[Stored data entries]
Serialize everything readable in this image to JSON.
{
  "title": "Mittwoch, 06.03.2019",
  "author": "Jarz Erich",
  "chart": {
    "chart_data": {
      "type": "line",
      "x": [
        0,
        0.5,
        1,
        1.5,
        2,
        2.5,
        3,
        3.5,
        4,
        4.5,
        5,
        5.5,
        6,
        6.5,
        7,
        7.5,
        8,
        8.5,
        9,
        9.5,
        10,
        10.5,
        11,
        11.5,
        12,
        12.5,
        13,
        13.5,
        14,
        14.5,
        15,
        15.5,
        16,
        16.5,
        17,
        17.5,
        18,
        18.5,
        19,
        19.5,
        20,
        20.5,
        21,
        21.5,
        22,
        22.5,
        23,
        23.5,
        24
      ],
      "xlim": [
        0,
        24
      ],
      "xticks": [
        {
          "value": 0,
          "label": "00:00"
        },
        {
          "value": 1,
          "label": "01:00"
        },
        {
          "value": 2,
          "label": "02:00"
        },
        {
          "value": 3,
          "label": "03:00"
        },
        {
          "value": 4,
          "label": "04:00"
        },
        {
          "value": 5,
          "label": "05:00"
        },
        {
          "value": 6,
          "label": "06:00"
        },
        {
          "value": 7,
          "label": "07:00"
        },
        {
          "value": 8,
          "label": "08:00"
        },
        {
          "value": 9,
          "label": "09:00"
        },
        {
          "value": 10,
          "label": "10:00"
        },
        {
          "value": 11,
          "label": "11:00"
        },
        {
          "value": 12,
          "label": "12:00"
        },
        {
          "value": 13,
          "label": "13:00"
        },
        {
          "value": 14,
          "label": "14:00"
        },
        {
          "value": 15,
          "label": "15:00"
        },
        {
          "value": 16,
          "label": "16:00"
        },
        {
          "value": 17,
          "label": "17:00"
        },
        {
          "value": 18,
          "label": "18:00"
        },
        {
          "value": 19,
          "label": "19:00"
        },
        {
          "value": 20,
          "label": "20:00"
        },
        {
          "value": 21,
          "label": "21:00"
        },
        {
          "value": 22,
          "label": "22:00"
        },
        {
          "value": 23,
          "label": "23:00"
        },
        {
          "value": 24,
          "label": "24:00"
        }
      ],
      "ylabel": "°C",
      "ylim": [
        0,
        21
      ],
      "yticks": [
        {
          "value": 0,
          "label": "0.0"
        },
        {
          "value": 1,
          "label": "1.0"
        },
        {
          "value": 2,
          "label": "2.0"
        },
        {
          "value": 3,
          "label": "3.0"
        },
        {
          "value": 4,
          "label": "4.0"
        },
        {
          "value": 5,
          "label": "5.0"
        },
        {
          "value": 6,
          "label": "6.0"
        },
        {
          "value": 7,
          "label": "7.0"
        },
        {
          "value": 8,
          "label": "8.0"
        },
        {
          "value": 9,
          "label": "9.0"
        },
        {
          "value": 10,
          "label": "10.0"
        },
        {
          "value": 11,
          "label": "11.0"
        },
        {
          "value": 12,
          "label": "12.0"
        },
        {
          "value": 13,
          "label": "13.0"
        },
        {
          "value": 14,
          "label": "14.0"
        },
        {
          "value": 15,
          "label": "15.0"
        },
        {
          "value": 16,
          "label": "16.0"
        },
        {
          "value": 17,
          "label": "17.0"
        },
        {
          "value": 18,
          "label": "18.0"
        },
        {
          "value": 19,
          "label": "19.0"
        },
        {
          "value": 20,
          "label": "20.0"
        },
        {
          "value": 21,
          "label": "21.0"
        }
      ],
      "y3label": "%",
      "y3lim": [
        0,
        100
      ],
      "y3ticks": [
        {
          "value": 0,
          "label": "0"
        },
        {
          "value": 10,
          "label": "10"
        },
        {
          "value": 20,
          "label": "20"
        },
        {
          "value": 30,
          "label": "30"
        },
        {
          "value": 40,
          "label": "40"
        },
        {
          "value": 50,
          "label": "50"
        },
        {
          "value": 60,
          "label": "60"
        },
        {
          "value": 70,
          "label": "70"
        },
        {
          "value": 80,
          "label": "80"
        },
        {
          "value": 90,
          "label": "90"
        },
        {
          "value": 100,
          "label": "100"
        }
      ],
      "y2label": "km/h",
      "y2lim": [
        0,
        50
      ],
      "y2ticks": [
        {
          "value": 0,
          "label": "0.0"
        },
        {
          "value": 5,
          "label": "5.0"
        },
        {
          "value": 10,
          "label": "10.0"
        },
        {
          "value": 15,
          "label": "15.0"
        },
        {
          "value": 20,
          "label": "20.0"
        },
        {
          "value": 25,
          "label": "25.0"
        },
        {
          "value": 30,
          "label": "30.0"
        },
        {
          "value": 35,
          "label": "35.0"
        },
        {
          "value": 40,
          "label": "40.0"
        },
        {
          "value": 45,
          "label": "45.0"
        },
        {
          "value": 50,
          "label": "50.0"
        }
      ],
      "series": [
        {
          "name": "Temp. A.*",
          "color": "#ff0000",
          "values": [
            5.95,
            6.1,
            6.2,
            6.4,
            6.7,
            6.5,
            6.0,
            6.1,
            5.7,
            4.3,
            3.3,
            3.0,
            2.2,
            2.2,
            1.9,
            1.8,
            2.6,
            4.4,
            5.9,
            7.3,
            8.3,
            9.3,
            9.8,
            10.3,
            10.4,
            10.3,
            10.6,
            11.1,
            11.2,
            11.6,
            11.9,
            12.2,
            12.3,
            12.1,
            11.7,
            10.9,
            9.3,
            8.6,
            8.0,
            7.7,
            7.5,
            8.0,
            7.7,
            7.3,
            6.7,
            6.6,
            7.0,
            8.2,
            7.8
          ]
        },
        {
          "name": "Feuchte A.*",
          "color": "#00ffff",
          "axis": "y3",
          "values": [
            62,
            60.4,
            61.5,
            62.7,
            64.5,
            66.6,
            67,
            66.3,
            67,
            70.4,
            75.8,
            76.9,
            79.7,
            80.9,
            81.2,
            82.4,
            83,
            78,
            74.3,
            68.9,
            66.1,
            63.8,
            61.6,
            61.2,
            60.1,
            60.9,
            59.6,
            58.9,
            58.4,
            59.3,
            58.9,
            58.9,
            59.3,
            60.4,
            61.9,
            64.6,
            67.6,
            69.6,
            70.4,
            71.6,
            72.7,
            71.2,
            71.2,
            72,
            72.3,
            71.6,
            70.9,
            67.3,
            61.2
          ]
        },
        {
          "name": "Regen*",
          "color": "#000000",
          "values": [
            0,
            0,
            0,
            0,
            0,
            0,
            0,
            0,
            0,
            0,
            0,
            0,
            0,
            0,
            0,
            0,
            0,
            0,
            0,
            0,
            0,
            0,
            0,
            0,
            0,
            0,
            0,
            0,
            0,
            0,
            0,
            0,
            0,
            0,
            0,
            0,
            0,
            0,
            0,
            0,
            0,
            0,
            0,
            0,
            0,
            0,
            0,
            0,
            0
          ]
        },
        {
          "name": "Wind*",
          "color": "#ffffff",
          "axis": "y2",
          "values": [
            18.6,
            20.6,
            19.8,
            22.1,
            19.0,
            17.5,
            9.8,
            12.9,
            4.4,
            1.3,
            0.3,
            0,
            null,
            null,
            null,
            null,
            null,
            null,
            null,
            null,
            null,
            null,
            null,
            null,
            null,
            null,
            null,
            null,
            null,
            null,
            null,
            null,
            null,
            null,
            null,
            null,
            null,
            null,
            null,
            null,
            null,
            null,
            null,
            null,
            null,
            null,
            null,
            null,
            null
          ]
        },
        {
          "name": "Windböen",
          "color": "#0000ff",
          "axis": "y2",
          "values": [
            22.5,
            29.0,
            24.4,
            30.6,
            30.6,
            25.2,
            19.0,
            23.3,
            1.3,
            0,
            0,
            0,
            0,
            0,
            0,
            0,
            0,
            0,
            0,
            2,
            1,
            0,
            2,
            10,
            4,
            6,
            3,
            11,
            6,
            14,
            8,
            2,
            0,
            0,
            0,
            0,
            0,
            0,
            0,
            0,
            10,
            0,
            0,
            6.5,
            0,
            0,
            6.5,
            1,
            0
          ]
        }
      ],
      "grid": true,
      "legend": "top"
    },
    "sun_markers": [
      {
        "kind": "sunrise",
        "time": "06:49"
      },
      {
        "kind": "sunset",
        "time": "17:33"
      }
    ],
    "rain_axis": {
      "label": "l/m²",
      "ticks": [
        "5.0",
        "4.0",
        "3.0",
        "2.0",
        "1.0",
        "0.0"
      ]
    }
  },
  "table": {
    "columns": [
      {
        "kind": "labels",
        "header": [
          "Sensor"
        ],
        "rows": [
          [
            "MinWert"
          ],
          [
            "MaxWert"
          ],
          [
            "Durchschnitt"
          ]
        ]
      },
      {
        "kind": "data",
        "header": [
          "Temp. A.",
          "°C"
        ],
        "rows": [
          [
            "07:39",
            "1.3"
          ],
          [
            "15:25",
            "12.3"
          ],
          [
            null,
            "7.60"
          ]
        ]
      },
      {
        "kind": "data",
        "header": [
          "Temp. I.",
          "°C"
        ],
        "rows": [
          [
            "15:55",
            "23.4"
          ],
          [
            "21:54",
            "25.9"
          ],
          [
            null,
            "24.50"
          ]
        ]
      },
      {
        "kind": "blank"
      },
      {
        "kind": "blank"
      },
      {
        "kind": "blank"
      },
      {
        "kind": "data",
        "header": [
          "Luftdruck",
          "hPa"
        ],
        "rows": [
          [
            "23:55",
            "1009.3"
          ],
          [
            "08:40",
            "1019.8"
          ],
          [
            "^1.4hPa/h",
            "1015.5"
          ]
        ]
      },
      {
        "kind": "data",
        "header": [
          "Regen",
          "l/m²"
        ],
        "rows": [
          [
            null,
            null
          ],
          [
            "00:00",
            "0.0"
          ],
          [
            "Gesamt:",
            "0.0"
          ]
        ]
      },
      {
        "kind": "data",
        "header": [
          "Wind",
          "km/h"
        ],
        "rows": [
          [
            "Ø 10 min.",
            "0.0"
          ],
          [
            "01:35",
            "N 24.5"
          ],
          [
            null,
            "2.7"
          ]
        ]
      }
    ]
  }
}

### TASK TO COMPLETE
Among the lines above, determine how many hold the word "name"; report the figure alone.

### SOLUTION TO THE PROBLEM
5